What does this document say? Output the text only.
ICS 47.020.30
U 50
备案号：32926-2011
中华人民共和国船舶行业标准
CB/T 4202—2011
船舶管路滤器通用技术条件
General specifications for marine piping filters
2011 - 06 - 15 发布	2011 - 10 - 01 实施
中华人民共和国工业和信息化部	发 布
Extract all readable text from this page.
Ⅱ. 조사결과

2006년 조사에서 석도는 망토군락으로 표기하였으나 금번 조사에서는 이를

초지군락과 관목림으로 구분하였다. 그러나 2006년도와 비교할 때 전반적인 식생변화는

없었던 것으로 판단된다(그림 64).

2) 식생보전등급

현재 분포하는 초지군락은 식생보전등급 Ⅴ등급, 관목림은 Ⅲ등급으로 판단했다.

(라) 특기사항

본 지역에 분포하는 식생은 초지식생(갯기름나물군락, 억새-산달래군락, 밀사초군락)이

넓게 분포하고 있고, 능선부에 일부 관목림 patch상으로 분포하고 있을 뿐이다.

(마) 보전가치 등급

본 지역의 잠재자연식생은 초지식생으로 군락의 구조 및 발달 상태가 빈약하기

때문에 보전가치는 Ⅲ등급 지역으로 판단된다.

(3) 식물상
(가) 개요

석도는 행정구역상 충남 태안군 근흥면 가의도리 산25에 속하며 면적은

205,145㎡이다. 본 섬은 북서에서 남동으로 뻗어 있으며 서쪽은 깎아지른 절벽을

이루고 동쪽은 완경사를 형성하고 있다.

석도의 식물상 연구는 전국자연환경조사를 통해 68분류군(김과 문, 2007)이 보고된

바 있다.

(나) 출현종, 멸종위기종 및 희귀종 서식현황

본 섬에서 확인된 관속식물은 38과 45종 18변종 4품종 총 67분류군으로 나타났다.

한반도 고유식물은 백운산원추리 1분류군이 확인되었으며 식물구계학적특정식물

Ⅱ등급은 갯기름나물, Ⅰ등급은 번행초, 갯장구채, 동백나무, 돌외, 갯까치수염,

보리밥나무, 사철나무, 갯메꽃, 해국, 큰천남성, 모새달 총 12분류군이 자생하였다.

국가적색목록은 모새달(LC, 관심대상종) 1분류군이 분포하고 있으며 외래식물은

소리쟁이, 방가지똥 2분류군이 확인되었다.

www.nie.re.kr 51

### Problem
Say how many lines in the entries contain the string "text", and say nothing else.

### Finished answer
2